From the listing below, pull each line that includes "ylabel".

>> start

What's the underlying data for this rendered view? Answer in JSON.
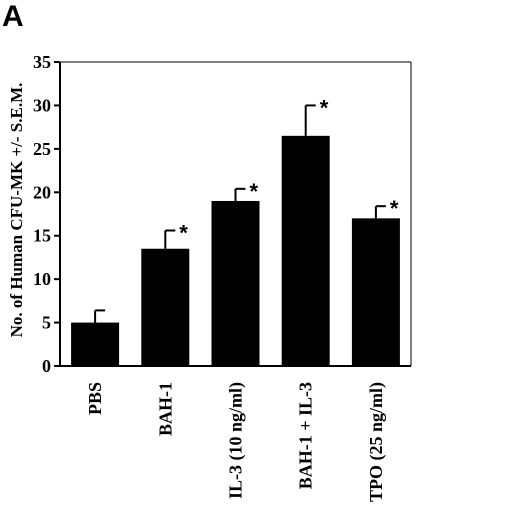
{
  "panel_label": "A",
  "chart_data": {
    "type": "bar",
    "title": "",
    "xlabel": "",
    "ylabel": "No. of Human CFU-MK +/- S.E.M.",
    "ylim": [
      0,
      35
    ],
    "yticks": [
      0,
      5,
      10,
      15,
      20,
      25,
      30,
      35
    ],
    "categories": [
      "PBS",
      "BAH-1",
      "IL-3  (10 ng/ml)",
      "BAH-1 + IL-3",
      "TPO (25 ng/ml)"
    ],
    "values": [
      5.0,
      13.5,
      19.0,
      26.5,
      17.0
    ],
    "errors": [
      1.4,
      2.1,
      1.4,
      3.5,
      1.4
    ],
    "significance": [
      "",
      "*",
      "*",
      "*",
      "*"
    ],
    "bar_color": "#000000",
    "grid": false
  }
}
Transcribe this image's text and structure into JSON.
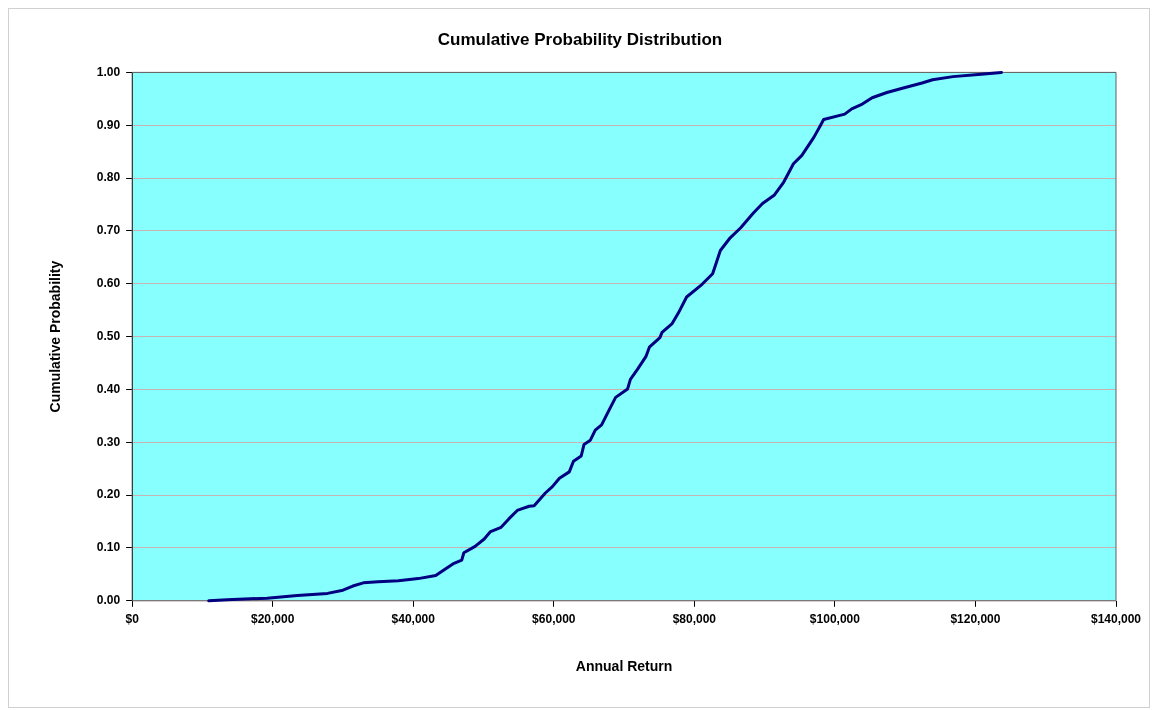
{
  "chart_data": {
    "type": "line",
    "title": "Cumulative Probability Distribution",
    "xlabel": "Annual Return",
    "ylabel": "Cumulative Probability",
    "xlim": [
      0,
      140000
    ],
    "xticks": [
      {
        "value": 0,
        "label": "$0"
      },
      {
        "value": 20000,
        "label": "$20,000"
      },
      {
        "value": 40000,
        "label": "$40,000"
      },
      {
        "value": 60000,
        "label": "$60,000"
      },
      {
        "value": 80000,
        "label": "$80,000"
      },
      {
        "value": 100000,
        "label": "$100,000"
      },
      {
        "value": 120000,
        "label": "$120,000"
      },
      {
        "value": 140000,
        "label": "$140,000"
      }
    ],
    "ylim": [
      0,
      1
    ],
    "yticks": [
      {
        "value": 0,
        "label": "0.00"
      },
      {
        "value": 0.1,
        "label": "0.10"
      },
      {
        "value": 0.2,
        "label": "0.20"
      },
      {
        "value": 0.3,
        "label": "0.30"
      },
      {
        "value": 0.4,
        "label": "0.40"
      },
      {
        "value": 0.5,
        "label": "0.50"
      },
      {
        "value": 0.6,
        "label": "0.60"
      },
      {
        "value": 0.7,
        "label": "0.70"
      },
      {
        "value": 0.8,
        "label": "0.80"
      },
      {
        "value": 0.9,
        "label": "0.90"
      },
      {
        "value": 1,
        "label": "1.00"
      }
    ],
    "grid": "y",
    "legend": false,
    "marker": "none",
    "line_style": "solid",
    "series": [
      {
        "color": "#000080",
        "x": [
          10900,
          13500,
          19200,
          23500,
          27800,
          30000,
          31400,
          32900,
          35000,
          37900,
          40700,
          43200,
          44300,
          45800,
          46900,
          47200,
          48800,
          50100,
          51000,
          52500,
          53600,
          54800,
          56500,
          57200,
          58800,
          59800,
          60800,
          62200,
          62800,
          63900,
          64300,
          65200,
          65900,
          66800,
          68100,
          68800,
          70500,
          70900,
          71900,
          73100,
          73600,
          75100,
          75400,
          76800,
          77700,
          78900,
          81100,
          82600,
          83100,
          83700,
          85100,
          86600,
          88400,
          89700,
          91400,
          92700,
          93500,
          94100,
          95300,
          97000,
          98000,
          98400,
          101400,
          102400,
          103900,
          105300,
          107400,
          109600,
          112400,
          113900,
          116800,
          120400,
          123700
        ],
        "values": [
          0,
          0.002,
          0.005,
          0.01,
          0.014,
          0.02,
          0.028,
          0.034,
          0.036,
          0.038,
          0.042,
          0.048,
          0.058,
          0.071,
          0.077,
          0.091,
          0.103,
          0.117,
          0.131,
          0.139,
          0.155,
          0.171,
          0.179,
          0.18,
          0.204,
          0.216,
          0.232,
          0.244,
          0.264,
          0.274,
          0.296,
          0.304,
          0.323,
          0.333,
          0.367,
          0.385,
          0.401,
          0.419,
          0.438,
          0.462,
          0.48,
          0.498,
          0.508,
          0.524,
          0.544,
          0.575,
          0.599,
          0.619,
          0.639,
          0.663,
          0.687,
          0.706,
          0.734,
          0.752,
          0.768,
          0.792,
          0.812,
          0.827,
          0.843,
          0.877,
          0.901,
          0.911,
          0.921,
          0.931,
          0.94,
          0.952,
          0.962,
          0.97,
          0.98,
          0.986,
          0.992,
          0.996,
          1
        ]
      }
    ]
  }
}
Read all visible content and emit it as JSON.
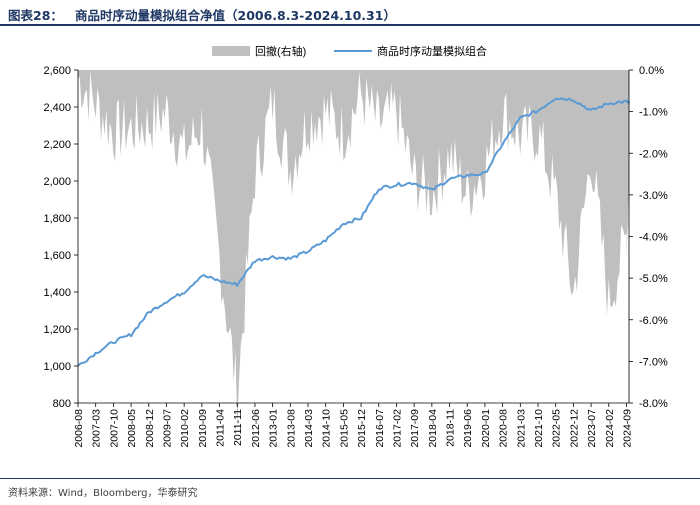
{
  "header": {
    "figure_label": "图表28：",
    "title": "商品时序动量模拟组合净值（2006.8.3-2024.10.31）"
  },
  "footer": {
    "source": "资料来源：Wind，Bloomberg，华泰研究"
  },
  "colors": {
    "drawdown_fill": "#bfbfbf",
    "nav_line": "#5b9bd5",
    "header_text": "#1f3864",
    "rule": "#1f3864"
  },
  "chart_data": {
    "type": "line+area",
    "legend": [
      "回撤(右轴)",
      "商品时序动量模拟组合"
    ],
    "legend_position": "top-center",
    "grid": false,
    "left_axis": {
      "ylim": [
        800,
        2600
      ],
      "ticks": [
        "2,600",
        "2,400",
        "2,200",
        "2,000",
        "1,800",
        "1,600",
        "1,400",
        "1,200",
        "1,000",
        "800"
      ]
    },
    "right_axis": {
      "ylim": [
        -8.0,
        0.0
      ],
      "ticks": [
        "0.0%",
        "-1.0%",
        "-2.0%",
        "-3.0%",
        "-4.0%",
        "-5.0%",
        "-6.0%",
        "-7.0%",
        "-8.0%"
      ]
    },
    "x_ticks": [
      "2006-08",
      "2007-03",
      "2007-10",
      "2008-05",
      "2008-12",
      "2009-07",
      "2010-02",
      "2010-09",
      "2011-04",
      "2011-11",
      "2012-06",
      "2013-01",
      "2013-08",
      "2014-03",
      "2014-10",
      "2015-05",
      "2015-12",
      "2016-07",
      "2017-02",
      "2017-09",
      "2018-04",
      "2018-11",
      "2019-06",
      "2020-01",
      "2020-08",
      "2021-03",
      "2021-10",
      "2022-05",
      "2022-12",
      "2023-07",
      "2024-02",
      "2024-09"
    ],
    "series": [
      {
        "name": "商品时序动量模拟组合",
        "axis": "left",
        "x": [
          "2006-08",
          "2007-03",
          "2007-10",
          "2008-05",
          "2008-12",
          "2009-07",
          "2010-02",
          "2010-09",
          "2011-04",
          "2011-11",
          "2012-06",
          "2013-01",
          "2013-08",
          "2014-03",
          "2014-10",
          "2015-05",
          "2015-12",
          "2016-07",
          "2017-02",
          "2017-09",
          "2018-04",
          "2018-11",
          "2019-06",
          "2020-01",
          "2020-08",
          "2021-03",
          "2021-10",
          "2022-05",
          "2022-12",
          "2023-07",
          "2024-02",
          "2024-09",
          "2024-10"
        ],
        "values": [
          1000,
          1070,
          1130,
          1170,
          1290,
          1350,
          1400,
          1490,
          1460,
          1440,
          1570,
          1590,
          1580,
          1620,
          1680,
          1770,
          1800,
          1960,
          1980,
          1990,
          1950,
          2010,
          2030,
          2040,
          2200,
          2340,
          2380,
          2450,
          2440,
          2380,
          2420,
          2430,
          2420
        ]
      },
      {
        "name": "回撤(右轴)",
        "axis": "right",
        "x": [
          "2006-08",
          "2007-03",
          "2007-10",
          "2008-05",
          "2008-12",
          "2009-07",
          "2010-02",
          "2010-09",
          "2011-04",
          "2011-11",
          "2012-06",
          "2013-01",
          "2013-08",
          "2014-03",
          "2014-10",
          "2015-05",
          "2015-12",
          "2016-07",
          "2017-02",
          "2017-09",
          "2018-04",
          "2018-11",
          "2019-06",
          "2020-01",
          "2020-08",
          "2021-03",
          "2021-10",
          "2022-05",
          "2022-12",
          "2023-07",
          "2024-02",
          "2024-09",
          "2024-10"
        ],
        "values": [
          -0.2,
          -0.8,
          -1.5,
          -1.4,
          -1.3,
          -1.0,
          -2.0,
          -1.3,
          -4.5,
          -7.8,
          -2.5,
          -0.8,
          -2.4,
          -1.2,
          -1.0,
          -1.5,
          -0.6,
          -1.3,
          -1.0,
          -2.6,
          -3.0,
          -2.0,
          -3.0,
          -2.3,
          -1.0,
          -1.6,
          -1.5,
          -3.0,
          -5.4,
          -2.0,
          -5.6,
          -4.0,
          -3.0
        ]
      }
    ]
  }
}
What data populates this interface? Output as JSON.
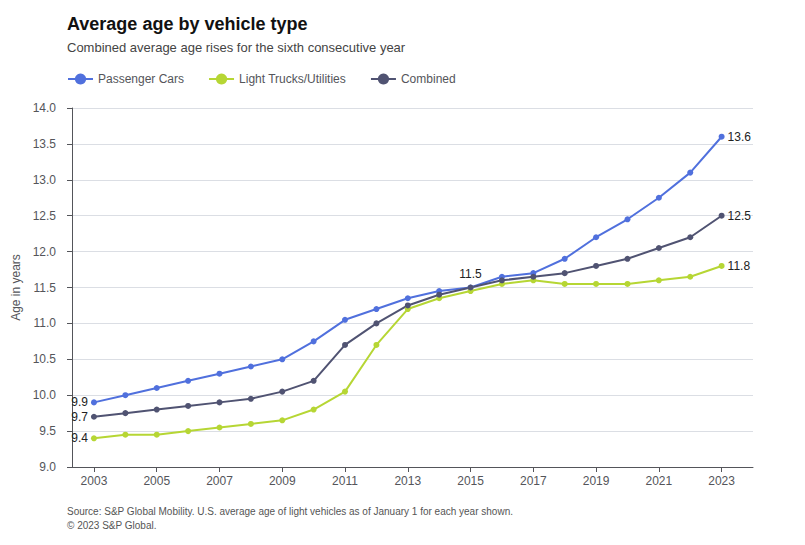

>> end

» ANSWER TO THE EXERCISE
    "ylabel": "No. of Human CFU-MK +/- S.E.M.",
    "ylabel": "Cumulative Probability",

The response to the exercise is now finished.